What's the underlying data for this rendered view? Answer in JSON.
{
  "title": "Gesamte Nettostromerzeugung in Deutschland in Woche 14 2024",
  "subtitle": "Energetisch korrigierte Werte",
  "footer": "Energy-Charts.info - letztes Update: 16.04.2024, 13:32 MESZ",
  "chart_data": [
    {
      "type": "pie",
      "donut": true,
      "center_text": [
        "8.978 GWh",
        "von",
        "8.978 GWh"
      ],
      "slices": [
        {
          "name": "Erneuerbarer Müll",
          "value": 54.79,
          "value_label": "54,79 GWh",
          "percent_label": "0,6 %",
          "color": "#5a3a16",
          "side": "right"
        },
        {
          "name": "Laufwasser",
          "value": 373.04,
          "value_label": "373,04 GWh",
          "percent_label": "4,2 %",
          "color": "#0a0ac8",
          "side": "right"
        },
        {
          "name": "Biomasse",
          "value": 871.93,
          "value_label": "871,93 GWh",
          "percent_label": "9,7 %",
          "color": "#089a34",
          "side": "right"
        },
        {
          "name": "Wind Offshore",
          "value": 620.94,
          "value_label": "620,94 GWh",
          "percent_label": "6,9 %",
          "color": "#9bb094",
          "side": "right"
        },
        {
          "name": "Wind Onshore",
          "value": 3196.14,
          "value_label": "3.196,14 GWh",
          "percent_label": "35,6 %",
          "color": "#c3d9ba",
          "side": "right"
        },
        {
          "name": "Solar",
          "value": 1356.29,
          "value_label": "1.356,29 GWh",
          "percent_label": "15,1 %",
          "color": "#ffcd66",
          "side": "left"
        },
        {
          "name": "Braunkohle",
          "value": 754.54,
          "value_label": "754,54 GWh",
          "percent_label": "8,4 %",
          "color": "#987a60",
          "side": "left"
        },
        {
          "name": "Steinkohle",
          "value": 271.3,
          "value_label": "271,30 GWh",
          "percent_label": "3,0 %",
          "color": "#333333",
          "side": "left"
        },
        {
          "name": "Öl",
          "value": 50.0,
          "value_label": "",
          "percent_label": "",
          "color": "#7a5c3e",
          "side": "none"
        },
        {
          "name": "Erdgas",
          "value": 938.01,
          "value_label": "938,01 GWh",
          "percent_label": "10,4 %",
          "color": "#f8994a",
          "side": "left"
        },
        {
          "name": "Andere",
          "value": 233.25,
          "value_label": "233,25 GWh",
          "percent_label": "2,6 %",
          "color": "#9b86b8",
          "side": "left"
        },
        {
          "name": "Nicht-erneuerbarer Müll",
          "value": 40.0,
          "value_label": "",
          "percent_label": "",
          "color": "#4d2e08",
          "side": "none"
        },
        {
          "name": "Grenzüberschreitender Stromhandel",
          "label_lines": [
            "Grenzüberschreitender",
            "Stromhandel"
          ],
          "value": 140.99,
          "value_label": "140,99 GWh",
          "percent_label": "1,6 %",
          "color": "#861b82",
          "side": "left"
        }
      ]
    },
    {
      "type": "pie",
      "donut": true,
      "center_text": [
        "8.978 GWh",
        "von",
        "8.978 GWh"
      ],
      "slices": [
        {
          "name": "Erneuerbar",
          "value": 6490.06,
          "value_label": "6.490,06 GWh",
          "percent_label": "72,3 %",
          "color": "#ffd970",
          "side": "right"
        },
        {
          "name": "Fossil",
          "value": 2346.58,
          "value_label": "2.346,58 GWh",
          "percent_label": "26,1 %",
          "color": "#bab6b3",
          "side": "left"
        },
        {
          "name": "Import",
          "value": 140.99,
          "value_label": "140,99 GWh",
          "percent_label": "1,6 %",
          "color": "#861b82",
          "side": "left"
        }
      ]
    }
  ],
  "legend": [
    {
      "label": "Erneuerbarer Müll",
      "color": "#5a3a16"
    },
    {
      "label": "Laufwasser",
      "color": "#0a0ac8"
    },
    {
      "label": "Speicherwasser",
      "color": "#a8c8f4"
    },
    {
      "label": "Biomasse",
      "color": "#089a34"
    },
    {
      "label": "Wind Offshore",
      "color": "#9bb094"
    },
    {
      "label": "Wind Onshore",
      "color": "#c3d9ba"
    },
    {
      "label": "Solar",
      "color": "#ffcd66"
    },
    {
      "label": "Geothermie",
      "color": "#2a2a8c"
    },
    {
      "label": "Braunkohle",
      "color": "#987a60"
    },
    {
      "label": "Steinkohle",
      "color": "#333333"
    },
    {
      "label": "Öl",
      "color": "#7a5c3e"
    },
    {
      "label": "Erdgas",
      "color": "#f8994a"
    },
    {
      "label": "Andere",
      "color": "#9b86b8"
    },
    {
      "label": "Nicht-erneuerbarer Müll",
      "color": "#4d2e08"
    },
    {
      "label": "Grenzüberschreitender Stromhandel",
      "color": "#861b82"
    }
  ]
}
========================================
* _Goal_: The listing above must be transcribed exactly, line by line.

* _Output below_:
What's the underlying data for this rendered view? Answer in JSON.
{
  "title": "Gesamte Nettostromerzeugung in Deutschland in Woche 14 2024",
  "subtitle": "Energetisch korrigierte Werte",
  "footer": "Energy-Charts.info - letztes Update: 16.04.2024, 13:32 MESZ",
  "chart_data": [
    {
      "type": "pie",
      "donut": true,
      "center_text": [
        "8.978 GWh",
        "von",
        "8.978 GWh"
      ],
      "slices": [
        {
          "name": "Erneuerbarer Müll",
          "value": 54.79,
          "value_label": "54,79 GWh",
          "percent_label": "0,6 %",
          "color": "#5a3a16",
          "side": "right"
        },
        {
          "name": "Laufwasser",
          "value": 373.04,
          "value_label": "373,04 GWh",
          "percent_label": "4,2 %",
          "color": "#0a0ac8",
          "side": "right"
        },
        {
          "name": "Biomasse",
          "value": 871.93,
          "value_label": "871,93 GWh",
          "percent_label": "9,7 %",
          "color": "#089a34",
          "side": "right"
        },
        {
          "name": "Wind Offshore",
          "value": 620.94,
          "value_label": "620,94 GWh",
          "percent_label": "6,9 %",
          "color": "#9bb094",
          "side": "right"
        },
        {
          "name": "Wind Onshore",
          "value": 3196.14,
          "value_label": "3.196,14 GWh",
          "percent_label": "35,6 %",
          "color": "#c3d9ba",
          "side": "right"
        },
        {
          "name": "Solar",
          "value": 1356.29,
          "value_label": "1.356,29 GWh",
          "percent_label": "15,1 %",
          "color": "#ffcd66",
          "side": "left"
        },
        {
          "name": "Braunkohle",
          "value": 754.54,
          "value_label": "754,54 GWh",
          "percent_label": "8,4 %",
          "color": "#987a60",
          "side": "left"
        },
        {
          "name": "Steinkohle",
          "value": 271.3,
          "value_label": "271,30 GWh",
          "percent_label": "3,0 %",
          "color": "#333333",
          "side": "left"
        },
        {
          "name": "Öl",
          "value": 50.0,
          "value_label": "",
          "percent_label": "",
          "color": "#7a5c3e",
          "side": "none"
        },
        {
          "name": "Erdgas",
          "value": 938.01,
          "value_label": "938,01 GWh",
          "percent_label": "10,4 %",
          "color": "#f8994a",
          "side": "left"
        },
        {
          "name": "Andere",
          "value": 233.25,
          "value_label": "233,25 GWh",
          "percent_label": "2,6 %",
          "color": "#9b86b8",
          "side": "left"
        },
        {
          "name": "Nicht-erneuerbarer Müll",
          "value": 40.0,
          "value_label": "",
          "percent_label": "",
          "color": "#4d2e08",
          "side": "none"
        },
        {
          "name": "Grenzüberschreitender Stromhandel",
          "label_lines": [
            "Grenzüberschreitender",
            "Stromhandel"
          ],
          "value": 140.99,
          "value_label": "140,99 GWh",
          "percent_label": "1,6 %",
          "color": "#861b82",
          "side": "left"
        }
      ]
    },
    {
      "type": "pie",
      "donut": true,
      "center_text": [
        "8.978 GWh",
        "von",
        "8.978 GWh"
      ],
      "slices": [
        {
          "name": "Erneuerbar",
          "value": 6490.06,
          "value_label": "6.490,06 GWh",
          "percent_label": "72,3 %",
          "color": "#ffd970",
          "side": "right"
        },
        {
          "name": "Fossil",
          "value": 2346.58,
          "value_label": "2.346,58 GWh",
          "percent_label": "26,1 %",
          "color": "#bab6b3",
          "side": "left"
        },
        {
          "name": "Import",
          "value": 140.99,
          "value_label": "140,99 GWh",
          "percent_label": "1,6 %",
          "color": "#861b82",
          "side": "left"
        }
      ]
    }
  ],
  "legend": [
    {
      "label": "Erneuerbarer Müll",
      "color": "#5a3a16"
    },
    {
      "label": "Laufwasser",
      "color": "#0a0ac8"
    },
    {
      "label": "Speicherwasser",
      "color": "#a8c8f4"
    },
    {
      "label": "Biomasse",
      "color": "#089a34"
    },
    {
      "label": "Wind Offshore",
      "color": "#9bb094"
    },
    {
      "label": "Wind Onshore",
      "color": "#c3d9ba"
    },
    {
      "label": "Solar",
      "color": "#ffcd66"
    },
    {
      "label": "Geothermie",
      "color": "#2a2a8c"
    },
    {
      "label": "Braunkohle",
      "color": "#987a60"
    },
    {
      "label": "Steinkohle",
      "color": "#333333"
    },
    {
      "label": "Öl",
      "color": "#7a5c3e"
    },
    {
      "label": "Erdgas",
      "color": "#f8994a"
    },
    {
      "label": "Andere",
      "color": "#9b86b8"
    },
    {
      "label": "Nicht-erneuerbarer Müll",
      "color": "#4d2e08"
    },
    {
      "label": "Grenzüberschreitender Stromhandel",
      "color": "#861b82"
    }
  ]
}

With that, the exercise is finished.